> Instruction: Across the entries below, count the lines in which the word "JSON" occurs. Reply with the count alone.

━━━ Supplied records

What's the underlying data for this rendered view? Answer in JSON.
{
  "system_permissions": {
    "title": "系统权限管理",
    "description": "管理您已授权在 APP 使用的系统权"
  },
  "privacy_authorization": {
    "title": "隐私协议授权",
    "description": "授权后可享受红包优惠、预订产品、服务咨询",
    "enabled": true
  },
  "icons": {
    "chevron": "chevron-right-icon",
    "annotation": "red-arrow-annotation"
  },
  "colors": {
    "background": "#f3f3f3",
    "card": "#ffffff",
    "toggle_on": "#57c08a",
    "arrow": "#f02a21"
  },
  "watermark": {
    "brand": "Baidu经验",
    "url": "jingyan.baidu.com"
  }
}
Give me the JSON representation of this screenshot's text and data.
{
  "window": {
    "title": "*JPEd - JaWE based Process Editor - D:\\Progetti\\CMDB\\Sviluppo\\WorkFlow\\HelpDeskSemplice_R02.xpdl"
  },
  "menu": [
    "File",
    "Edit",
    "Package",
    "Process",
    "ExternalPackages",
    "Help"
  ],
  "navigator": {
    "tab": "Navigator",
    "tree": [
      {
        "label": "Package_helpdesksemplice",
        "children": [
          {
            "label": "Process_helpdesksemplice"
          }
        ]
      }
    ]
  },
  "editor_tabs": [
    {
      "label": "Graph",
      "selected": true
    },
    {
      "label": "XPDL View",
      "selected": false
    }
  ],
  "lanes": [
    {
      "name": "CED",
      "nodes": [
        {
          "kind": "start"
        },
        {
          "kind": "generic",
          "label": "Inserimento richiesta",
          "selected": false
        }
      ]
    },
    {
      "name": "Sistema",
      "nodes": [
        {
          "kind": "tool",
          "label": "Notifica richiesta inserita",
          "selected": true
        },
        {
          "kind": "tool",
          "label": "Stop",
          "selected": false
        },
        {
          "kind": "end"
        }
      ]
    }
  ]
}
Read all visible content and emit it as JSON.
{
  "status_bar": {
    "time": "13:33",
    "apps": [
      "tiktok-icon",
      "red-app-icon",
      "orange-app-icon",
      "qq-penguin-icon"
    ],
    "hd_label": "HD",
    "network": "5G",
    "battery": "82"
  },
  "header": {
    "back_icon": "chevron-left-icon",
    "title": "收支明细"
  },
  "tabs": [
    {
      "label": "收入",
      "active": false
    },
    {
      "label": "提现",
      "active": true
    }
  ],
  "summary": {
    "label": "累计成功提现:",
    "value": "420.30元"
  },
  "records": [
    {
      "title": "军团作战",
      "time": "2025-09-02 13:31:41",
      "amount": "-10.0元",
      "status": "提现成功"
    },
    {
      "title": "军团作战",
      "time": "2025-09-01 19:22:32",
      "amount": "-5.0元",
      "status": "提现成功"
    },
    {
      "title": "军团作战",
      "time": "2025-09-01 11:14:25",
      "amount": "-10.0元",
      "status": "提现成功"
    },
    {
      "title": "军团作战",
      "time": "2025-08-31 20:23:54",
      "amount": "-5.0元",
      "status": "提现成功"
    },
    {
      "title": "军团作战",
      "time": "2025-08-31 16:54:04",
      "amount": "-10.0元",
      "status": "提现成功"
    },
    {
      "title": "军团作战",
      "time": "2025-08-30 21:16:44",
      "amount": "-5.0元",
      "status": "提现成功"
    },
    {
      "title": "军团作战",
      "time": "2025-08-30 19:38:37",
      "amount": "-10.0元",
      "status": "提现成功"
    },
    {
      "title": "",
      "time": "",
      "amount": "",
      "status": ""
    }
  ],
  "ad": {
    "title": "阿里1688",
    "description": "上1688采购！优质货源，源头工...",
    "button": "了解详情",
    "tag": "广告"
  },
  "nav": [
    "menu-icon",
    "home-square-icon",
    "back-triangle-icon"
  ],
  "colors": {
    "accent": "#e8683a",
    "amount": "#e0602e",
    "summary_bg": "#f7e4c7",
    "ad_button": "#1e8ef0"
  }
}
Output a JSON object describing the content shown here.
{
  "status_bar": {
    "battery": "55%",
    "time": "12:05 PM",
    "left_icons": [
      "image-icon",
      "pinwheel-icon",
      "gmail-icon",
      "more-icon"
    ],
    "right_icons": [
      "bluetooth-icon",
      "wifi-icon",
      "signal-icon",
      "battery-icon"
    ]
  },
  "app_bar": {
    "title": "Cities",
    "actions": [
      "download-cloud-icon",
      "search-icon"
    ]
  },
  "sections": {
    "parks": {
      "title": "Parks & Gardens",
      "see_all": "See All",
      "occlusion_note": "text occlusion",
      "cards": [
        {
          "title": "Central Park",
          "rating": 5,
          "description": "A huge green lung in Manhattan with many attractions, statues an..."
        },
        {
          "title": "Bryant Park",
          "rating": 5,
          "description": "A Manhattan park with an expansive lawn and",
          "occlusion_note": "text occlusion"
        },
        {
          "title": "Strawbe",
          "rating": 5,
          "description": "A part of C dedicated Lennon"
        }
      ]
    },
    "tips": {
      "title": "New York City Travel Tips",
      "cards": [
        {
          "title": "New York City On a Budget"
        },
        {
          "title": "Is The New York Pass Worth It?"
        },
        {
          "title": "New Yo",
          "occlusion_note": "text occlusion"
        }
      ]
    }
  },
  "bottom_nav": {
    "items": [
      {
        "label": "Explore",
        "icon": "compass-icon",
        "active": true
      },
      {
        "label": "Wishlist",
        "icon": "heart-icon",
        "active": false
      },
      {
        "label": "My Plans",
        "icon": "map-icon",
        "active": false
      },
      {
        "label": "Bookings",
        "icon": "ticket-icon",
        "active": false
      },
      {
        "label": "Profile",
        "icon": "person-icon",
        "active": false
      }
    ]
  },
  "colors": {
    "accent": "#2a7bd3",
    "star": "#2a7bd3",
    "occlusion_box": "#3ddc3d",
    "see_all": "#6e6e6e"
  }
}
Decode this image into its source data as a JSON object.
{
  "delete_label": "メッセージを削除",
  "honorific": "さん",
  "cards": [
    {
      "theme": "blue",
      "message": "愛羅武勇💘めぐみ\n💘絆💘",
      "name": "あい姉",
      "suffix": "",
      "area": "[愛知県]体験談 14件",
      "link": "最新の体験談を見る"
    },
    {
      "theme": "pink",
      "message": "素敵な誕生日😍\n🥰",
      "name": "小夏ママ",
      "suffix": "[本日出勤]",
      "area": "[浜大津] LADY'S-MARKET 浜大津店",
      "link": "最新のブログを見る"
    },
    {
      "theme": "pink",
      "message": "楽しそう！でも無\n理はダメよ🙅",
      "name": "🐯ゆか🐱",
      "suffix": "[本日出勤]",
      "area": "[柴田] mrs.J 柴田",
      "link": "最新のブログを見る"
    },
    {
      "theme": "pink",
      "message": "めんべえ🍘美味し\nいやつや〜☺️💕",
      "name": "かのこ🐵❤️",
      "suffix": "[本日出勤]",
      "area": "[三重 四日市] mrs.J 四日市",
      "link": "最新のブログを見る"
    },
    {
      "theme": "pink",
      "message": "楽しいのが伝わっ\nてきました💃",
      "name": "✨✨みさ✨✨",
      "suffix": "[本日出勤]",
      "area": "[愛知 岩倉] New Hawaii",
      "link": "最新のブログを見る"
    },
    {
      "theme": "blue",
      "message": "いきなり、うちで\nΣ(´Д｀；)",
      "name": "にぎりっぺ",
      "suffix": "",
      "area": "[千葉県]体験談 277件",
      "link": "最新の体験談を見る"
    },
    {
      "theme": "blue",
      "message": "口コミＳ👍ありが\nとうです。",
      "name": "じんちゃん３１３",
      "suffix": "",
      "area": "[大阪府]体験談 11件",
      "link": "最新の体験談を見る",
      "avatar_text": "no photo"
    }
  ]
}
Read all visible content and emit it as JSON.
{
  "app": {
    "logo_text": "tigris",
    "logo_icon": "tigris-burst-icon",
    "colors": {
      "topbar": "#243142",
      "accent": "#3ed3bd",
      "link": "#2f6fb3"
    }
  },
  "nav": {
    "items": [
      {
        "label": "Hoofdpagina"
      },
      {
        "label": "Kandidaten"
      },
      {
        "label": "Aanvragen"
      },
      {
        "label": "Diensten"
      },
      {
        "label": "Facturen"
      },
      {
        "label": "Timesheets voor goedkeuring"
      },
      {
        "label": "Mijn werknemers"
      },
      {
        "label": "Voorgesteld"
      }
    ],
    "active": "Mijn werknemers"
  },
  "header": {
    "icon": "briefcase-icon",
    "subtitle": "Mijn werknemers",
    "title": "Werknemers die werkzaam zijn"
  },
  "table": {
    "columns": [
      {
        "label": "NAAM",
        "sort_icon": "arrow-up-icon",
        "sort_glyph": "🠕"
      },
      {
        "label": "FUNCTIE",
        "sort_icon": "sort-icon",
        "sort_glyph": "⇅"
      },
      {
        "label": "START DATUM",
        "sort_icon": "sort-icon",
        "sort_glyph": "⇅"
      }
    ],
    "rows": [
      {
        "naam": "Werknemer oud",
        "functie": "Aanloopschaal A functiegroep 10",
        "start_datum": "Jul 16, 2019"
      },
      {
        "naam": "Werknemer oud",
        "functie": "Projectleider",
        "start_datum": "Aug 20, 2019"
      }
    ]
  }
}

━━━━━━

> Output for this exercise: 6